■ **Written exercise 1**
In the listing, starting with its first line and going on through the line with "y-tick-label: -4 [57,366,69,380]", substitute "horizontal-tick-label" for every "x-tick-label" and give those lines again with nothing else changed.

This is a very classical toy system (ah ah) because it is pretty simple.
Trains run on a track that crosses a road.
Gates must close as the train passes to avoid collisions with cars.

An easy solution is to leave the gates always closed.
But let’s not take the easy way out.

So, here is a model for the gates.
They can be up or down.
Two transitions take care to close or open them.

And here is a model for the track and the train.
We model three crucial positions, abstracting the others away.

In the complete model, these two parts communicate through places that allow the track to ask the gates to open or close. Let’s look at it working.

We win!
Let’s fill a patent and sell our design to a train company.
We’ll be millionaires.

Really?

Didn’t we forget something?

Let’s start again.
A model simplifies the reality. That’s done.
It can be analysed. Is that done or not?

Of course not!
What we did is just to execute a correct sequence of actions.
We just proved the model can have the desired behaviour.
We never proved it has no bad behaviour.

To prove there is no faulty behaviour, we shall compute the marking graph and check that no discovered marking has a token in place inside without a token in place down.

Let’s go! The initial marking can be depicted by the number of tokens in each place, like we did in Chapter1. In red, we have the tow places to check (down is the upper one, and inside is the one that is outside… hum…).

■ **Task material**
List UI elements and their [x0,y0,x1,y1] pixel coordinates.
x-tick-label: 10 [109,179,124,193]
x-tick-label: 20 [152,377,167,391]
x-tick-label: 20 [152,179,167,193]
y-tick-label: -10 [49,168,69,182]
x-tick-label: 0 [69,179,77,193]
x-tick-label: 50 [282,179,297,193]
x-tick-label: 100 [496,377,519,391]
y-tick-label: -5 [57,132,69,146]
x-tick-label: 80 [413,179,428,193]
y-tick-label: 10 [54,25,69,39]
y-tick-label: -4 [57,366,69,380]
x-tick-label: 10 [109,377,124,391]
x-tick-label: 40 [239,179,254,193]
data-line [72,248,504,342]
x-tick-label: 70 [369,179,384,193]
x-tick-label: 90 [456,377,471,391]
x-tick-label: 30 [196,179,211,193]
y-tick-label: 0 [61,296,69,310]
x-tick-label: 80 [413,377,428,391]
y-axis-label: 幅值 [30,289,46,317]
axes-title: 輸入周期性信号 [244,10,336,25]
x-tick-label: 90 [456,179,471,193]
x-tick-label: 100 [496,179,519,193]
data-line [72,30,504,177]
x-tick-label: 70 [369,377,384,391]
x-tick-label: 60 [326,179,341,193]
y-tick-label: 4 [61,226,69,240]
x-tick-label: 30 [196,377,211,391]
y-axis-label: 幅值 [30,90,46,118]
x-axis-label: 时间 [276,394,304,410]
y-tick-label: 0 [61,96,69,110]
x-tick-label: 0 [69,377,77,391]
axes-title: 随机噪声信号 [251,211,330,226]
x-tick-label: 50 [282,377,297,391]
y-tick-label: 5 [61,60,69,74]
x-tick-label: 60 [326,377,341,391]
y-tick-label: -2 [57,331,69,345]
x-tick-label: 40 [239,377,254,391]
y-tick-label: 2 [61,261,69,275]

■ **Written exercise 2**
From the text about the train crossing and its gates, print the passage word for word, starting with "We model three" and going on through "reality. That’s done.".

■ **Exercise solution 1**
List UI elements and their [x0,y0,x1,y1] pixel coordinates.
horizontal-tick-label: 10 [109,179,124,193]
horizontal-tick-label: 20 [152,377,167,391]
horizontal-tick-label: 20 [152,179,167,193]
y-tick-label: -10 [49,168,69,182]
horizontal-tick-label: 0 [69,179,77,193]
horizontal-tick-label: 50 [282,179,297,193]
horizontal-tick-label: 100 [496,377,519,391]
y-tick-label: -5 [57,132,69,146]
horizontal-tick-label: 80 [413,179,428,193]
y-tick-label: 10 [54,25,69,39]
y-tick-label: -4 [57,366,69,380]

■ **Exercise solution 2**
We model three crucial positions, abstracting the others away.

In the complete model, these two parts communicate through places that allow the track to ask the gates to open or close. Let’s look at it working.

We win!
Let’s fill a patent and sell our design to a train company.
We’ll be millionaires.

Really?

Didn’t we forget something?

Let’s start again.
A model simplifies the reality. That’s done.